■ DATA FOR PROCESSING
** START **
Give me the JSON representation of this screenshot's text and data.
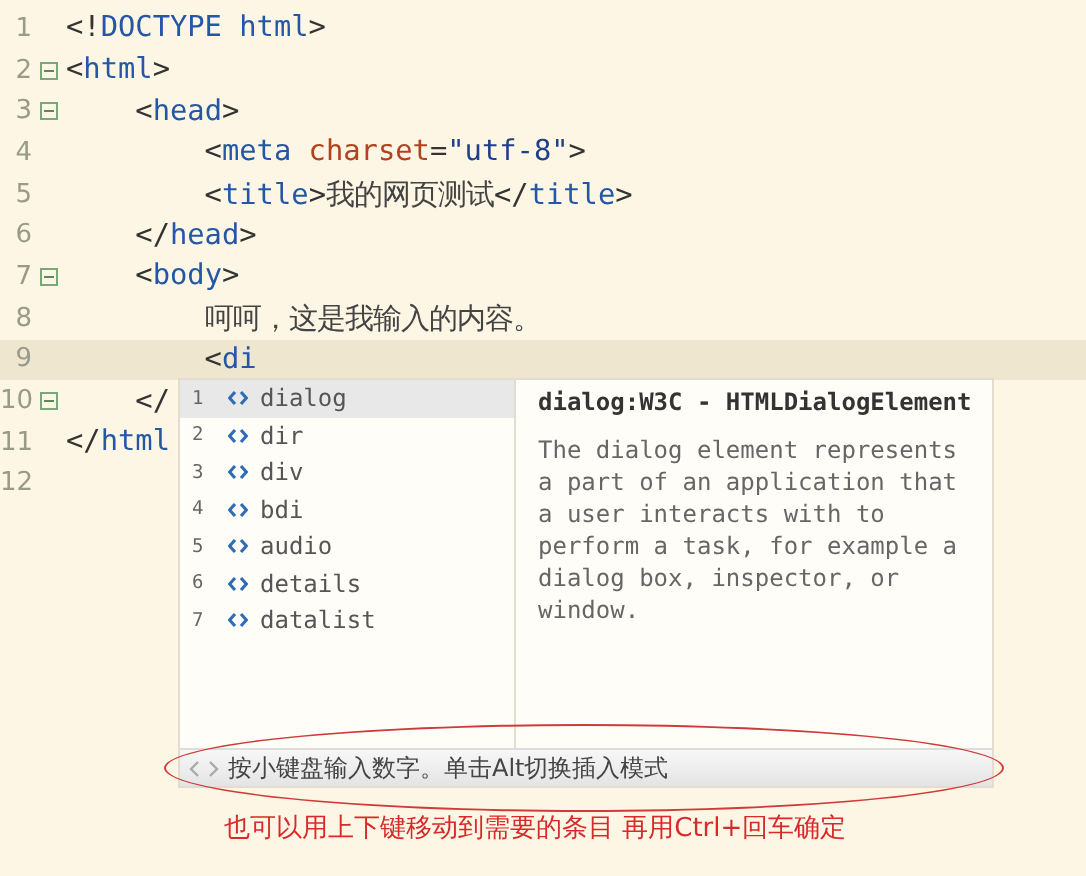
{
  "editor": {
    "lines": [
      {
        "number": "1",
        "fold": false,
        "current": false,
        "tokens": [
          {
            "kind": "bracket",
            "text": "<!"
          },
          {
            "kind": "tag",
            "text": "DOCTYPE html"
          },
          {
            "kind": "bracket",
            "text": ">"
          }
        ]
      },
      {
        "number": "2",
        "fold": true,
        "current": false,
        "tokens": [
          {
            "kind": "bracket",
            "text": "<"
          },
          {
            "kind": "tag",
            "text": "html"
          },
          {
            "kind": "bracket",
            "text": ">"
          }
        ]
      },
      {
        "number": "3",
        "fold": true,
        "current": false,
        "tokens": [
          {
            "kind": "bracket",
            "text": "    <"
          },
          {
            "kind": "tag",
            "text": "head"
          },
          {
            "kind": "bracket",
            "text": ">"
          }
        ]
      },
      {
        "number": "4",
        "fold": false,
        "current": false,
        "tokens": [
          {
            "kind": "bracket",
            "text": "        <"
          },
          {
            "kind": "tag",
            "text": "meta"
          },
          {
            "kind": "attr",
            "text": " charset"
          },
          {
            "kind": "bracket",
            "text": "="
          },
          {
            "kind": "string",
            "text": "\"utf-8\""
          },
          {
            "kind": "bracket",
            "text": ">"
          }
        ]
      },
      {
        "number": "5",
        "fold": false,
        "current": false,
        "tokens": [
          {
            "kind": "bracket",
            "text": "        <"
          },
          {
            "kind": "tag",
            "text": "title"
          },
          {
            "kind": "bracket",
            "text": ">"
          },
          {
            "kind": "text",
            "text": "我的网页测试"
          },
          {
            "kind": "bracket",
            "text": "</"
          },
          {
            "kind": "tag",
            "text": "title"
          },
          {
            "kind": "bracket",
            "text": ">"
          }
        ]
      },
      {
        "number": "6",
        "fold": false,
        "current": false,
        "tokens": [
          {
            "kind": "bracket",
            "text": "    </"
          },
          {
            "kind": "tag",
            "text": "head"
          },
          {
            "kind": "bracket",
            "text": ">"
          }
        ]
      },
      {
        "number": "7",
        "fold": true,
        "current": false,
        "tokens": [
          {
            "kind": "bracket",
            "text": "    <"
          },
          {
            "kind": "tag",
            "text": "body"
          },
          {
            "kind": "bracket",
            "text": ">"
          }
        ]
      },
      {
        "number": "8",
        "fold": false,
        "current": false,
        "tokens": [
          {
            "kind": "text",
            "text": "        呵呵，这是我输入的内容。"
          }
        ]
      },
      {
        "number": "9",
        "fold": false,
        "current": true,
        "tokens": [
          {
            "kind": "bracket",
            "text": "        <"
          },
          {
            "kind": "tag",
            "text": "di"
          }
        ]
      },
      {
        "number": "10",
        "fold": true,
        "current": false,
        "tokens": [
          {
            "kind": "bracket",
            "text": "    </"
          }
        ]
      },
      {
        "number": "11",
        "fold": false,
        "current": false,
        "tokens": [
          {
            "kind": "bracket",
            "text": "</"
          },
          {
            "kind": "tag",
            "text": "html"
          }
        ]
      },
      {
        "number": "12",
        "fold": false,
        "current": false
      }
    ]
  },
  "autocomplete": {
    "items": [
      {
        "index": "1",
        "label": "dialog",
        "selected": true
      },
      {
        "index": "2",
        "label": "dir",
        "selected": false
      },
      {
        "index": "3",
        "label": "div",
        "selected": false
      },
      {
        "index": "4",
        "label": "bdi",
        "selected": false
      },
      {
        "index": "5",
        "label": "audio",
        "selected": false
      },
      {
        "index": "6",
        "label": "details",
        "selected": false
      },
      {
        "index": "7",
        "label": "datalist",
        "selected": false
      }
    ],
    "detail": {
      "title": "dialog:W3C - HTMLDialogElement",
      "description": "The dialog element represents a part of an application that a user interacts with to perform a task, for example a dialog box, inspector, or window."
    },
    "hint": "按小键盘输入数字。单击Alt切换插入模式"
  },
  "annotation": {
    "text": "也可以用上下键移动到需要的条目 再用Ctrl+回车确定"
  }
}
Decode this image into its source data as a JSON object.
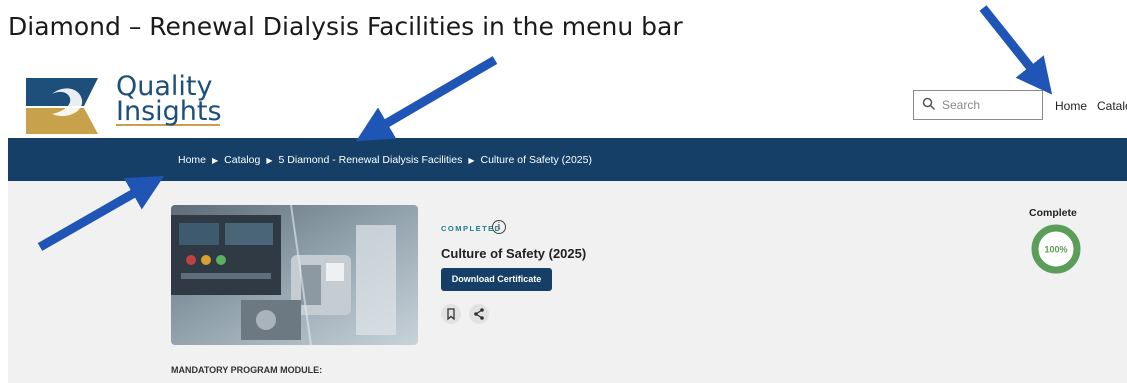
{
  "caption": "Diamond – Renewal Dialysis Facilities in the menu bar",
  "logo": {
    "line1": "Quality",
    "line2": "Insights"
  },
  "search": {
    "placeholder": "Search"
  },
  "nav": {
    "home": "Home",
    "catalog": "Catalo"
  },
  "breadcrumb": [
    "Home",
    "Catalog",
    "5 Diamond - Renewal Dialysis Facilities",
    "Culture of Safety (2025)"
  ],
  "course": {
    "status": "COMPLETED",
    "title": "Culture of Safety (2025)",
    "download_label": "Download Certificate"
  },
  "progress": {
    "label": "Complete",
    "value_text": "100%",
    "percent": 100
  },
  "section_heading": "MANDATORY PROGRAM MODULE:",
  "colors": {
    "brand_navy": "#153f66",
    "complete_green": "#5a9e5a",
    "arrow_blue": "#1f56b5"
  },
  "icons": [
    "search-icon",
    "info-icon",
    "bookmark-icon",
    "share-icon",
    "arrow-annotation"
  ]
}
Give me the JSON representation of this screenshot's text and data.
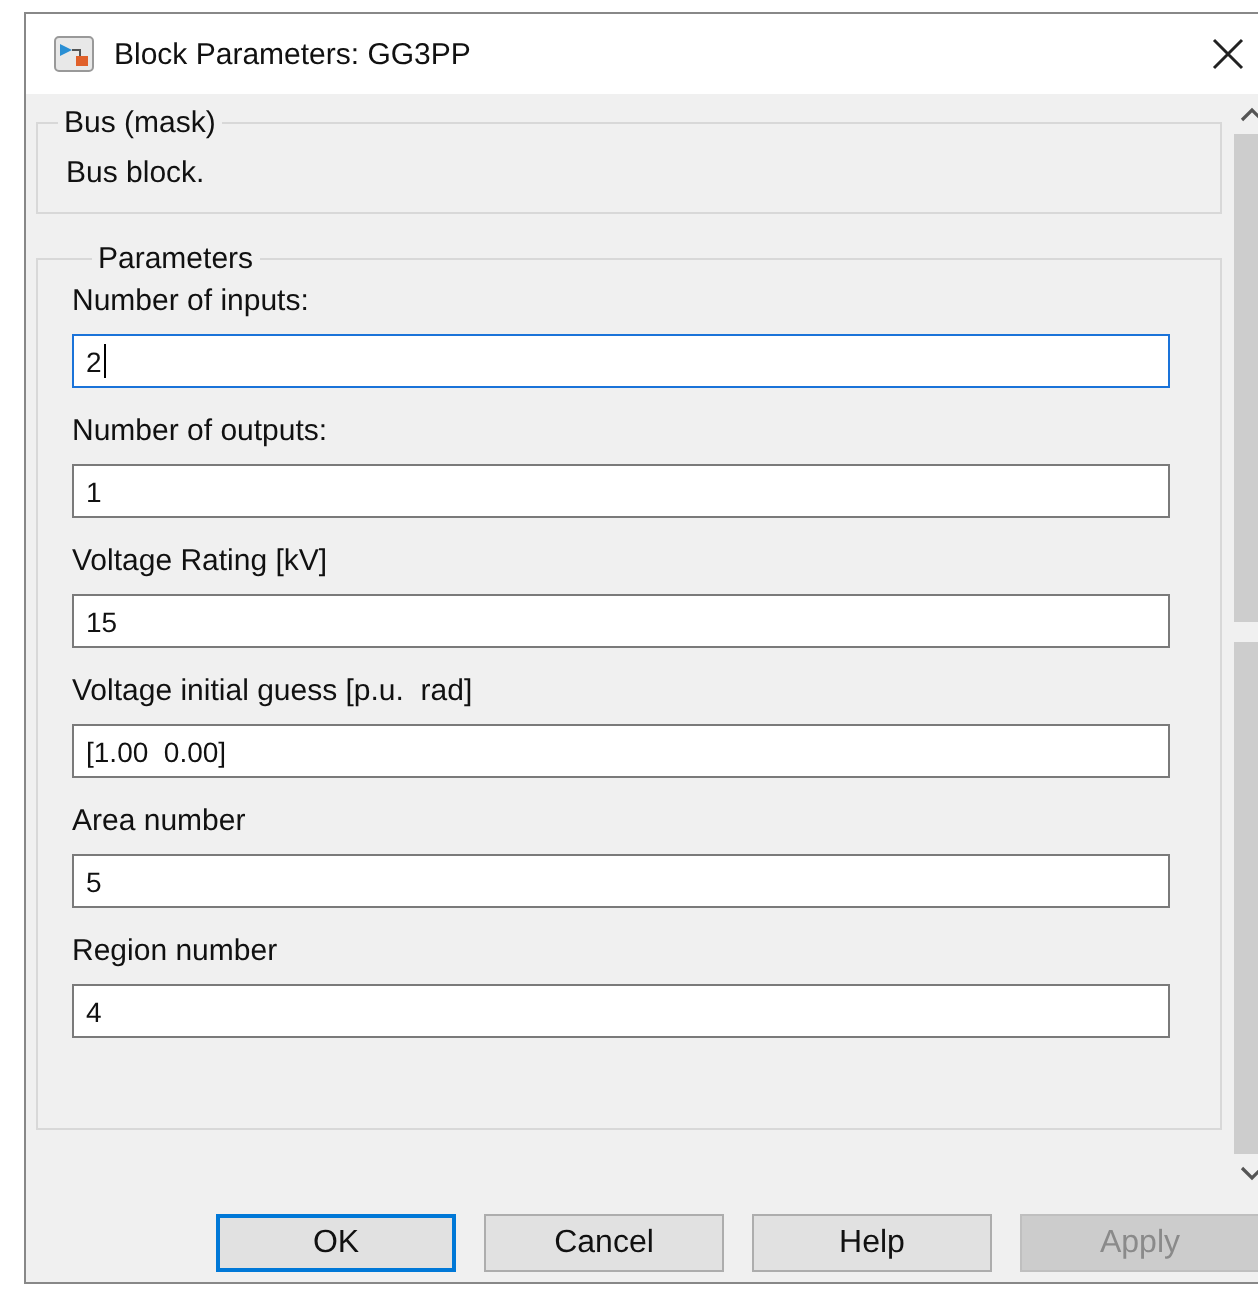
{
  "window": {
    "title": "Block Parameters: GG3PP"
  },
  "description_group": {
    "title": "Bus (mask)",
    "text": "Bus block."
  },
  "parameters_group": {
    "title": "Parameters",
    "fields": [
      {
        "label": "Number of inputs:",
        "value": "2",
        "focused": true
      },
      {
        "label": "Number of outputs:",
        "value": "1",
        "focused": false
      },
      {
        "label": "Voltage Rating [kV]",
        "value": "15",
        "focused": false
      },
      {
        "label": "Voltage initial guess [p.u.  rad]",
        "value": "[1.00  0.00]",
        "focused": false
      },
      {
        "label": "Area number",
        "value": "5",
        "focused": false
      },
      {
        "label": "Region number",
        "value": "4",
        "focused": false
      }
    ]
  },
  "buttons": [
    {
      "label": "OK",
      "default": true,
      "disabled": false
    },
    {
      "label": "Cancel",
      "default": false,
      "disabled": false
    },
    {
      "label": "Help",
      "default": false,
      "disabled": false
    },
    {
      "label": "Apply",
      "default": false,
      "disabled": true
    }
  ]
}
** END **
** START **
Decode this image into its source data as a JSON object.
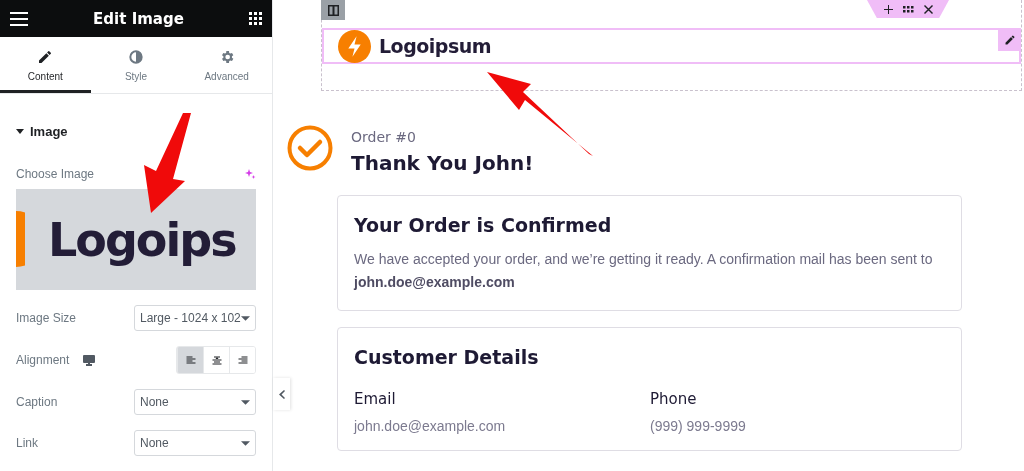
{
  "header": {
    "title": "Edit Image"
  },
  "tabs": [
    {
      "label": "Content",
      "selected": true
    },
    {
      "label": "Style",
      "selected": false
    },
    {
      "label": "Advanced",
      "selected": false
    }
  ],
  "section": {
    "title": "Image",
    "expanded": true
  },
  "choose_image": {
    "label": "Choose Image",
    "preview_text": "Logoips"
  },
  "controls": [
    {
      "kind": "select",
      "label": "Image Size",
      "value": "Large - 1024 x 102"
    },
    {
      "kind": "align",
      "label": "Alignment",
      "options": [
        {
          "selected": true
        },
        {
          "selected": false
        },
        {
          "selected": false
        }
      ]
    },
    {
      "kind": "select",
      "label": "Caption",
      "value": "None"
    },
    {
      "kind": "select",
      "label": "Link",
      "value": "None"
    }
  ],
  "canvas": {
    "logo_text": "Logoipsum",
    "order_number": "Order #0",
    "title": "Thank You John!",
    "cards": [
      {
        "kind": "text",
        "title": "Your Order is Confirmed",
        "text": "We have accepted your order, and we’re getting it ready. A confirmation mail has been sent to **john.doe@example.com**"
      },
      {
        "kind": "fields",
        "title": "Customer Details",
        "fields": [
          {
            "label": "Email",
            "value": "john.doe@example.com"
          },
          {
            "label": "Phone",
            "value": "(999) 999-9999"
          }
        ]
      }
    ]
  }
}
** END **
■ SET TASK
Identify the lines above that contain the word "Culture", then copy them.

■ ANSWER BELOW
    "Culture of Safety (2025)"
    "title": "Culture of Safety (2025)",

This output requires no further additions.